__STATED TASK__
Go through the lines below and copy each one that holds the string "благоустройство".

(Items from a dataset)
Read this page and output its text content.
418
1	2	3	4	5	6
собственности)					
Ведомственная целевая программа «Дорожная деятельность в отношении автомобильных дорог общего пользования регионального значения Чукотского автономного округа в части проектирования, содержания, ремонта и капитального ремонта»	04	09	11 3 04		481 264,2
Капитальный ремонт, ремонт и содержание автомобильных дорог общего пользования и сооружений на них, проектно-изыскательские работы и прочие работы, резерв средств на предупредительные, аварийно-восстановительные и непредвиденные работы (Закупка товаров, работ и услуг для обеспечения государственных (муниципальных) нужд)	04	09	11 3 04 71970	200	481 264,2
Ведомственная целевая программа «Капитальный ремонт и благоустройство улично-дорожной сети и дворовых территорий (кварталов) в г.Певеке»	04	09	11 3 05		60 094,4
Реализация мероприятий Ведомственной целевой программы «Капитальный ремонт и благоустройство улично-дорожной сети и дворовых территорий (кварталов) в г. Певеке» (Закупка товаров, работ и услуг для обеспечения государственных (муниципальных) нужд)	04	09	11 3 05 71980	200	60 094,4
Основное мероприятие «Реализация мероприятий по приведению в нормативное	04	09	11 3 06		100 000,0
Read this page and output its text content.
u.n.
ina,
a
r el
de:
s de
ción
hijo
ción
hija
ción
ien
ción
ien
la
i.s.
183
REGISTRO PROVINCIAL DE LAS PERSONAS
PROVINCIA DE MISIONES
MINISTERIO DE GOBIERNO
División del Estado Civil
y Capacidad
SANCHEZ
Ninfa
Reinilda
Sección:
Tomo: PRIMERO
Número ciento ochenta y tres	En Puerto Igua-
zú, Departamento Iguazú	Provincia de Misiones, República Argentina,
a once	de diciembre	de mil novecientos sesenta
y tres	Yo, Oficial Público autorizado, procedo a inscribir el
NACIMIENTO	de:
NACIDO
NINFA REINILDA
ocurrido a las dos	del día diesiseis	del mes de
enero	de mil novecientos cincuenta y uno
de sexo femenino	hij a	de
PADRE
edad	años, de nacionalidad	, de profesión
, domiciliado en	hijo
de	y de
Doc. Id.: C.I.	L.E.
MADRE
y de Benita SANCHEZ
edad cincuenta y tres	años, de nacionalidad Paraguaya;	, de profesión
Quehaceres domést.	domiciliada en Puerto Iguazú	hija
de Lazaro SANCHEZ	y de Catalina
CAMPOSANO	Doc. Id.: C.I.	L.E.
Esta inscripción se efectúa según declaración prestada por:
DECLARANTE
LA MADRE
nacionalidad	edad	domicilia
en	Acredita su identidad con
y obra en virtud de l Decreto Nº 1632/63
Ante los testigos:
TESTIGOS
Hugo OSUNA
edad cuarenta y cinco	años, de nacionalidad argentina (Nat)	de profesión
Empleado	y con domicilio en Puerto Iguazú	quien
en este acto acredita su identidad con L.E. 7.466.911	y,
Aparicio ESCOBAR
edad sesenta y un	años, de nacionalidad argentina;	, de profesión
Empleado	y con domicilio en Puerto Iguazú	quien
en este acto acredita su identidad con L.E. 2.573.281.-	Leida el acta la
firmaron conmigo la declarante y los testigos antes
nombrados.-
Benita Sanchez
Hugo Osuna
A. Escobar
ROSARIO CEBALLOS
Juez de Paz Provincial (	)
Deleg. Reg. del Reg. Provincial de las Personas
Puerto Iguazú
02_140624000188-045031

__TASK ANSWER__
Ведомственная целевая программа «Капитальный ремонт и благоустройство улично-дорожной сети и дворовых территорий (кварталов) в г.Певеке»	04	09	11 3 05		60 094,4
Реализация мероприятий Ведомственной целевой программы «Капитальный ремонт и благоустройство улично-дорожной сети и дворовых территорий (кварталов) в г. Певеке» (Закупка товаров, работ и услуг для обеспечения государственных (муниципальных) нужд)	04	09	11 3 05 71980	200	60 094,4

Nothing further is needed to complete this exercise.